DATA ROWS:
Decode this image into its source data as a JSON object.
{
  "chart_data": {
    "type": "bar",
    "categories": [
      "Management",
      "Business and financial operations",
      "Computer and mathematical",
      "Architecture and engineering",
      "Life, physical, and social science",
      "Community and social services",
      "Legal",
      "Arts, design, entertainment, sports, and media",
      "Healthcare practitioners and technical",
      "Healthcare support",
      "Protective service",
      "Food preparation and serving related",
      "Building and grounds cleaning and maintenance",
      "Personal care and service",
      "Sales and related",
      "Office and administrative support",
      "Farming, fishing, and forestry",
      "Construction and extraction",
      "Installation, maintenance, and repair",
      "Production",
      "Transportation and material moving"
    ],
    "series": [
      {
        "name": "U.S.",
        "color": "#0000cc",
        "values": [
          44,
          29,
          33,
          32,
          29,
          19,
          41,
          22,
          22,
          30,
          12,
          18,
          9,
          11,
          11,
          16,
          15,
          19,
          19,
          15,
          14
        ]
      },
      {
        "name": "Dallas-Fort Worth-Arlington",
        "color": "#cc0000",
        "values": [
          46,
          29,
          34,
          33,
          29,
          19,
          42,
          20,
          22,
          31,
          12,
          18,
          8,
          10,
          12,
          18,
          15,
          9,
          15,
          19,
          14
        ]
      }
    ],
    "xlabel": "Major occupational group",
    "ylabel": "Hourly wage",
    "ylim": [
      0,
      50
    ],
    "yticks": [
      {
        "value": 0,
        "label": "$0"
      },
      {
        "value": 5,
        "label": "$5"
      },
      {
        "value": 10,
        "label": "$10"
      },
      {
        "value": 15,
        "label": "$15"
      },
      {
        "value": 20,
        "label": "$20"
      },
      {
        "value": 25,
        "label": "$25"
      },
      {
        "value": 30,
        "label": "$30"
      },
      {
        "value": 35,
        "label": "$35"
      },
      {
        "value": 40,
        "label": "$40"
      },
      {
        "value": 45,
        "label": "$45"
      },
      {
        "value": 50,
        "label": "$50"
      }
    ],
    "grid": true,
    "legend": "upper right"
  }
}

---

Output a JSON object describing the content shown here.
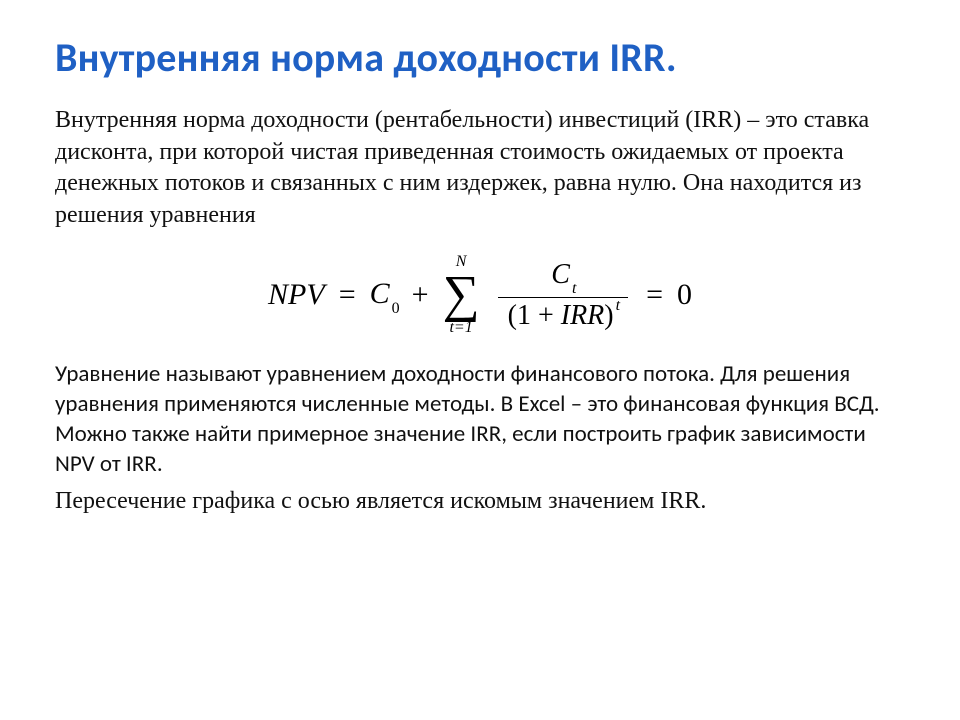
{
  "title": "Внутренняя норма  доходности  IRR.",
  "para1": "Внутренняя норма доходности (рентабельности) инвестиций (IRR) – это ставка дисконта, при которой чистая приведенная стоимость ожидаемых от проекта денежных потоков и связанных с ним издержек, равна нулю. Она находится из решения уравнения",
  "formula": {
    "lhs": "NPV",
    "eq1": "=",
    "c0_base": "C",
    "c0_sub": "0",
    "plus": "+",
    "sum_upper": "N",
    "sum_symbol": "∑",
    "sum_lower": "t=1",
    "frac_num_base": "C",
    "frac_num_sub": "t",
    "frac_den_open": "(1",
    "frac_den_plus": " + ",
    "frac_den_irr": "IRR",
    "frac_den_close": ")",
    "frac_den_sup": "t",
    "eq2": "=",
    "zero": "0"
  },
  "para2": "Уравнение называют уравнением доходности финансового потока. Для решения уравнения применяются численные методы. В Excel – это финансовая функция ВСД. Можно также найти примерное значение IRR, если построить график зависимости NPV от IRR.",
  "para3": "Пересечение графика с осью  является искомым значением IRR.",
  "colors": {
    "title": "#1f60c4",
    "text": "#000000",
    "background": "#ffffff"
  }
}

STATED EXERCISE: Report each line in the data that holds the word "related".

REPLY:
      "Food preparation and serving related",
      "Sales and related",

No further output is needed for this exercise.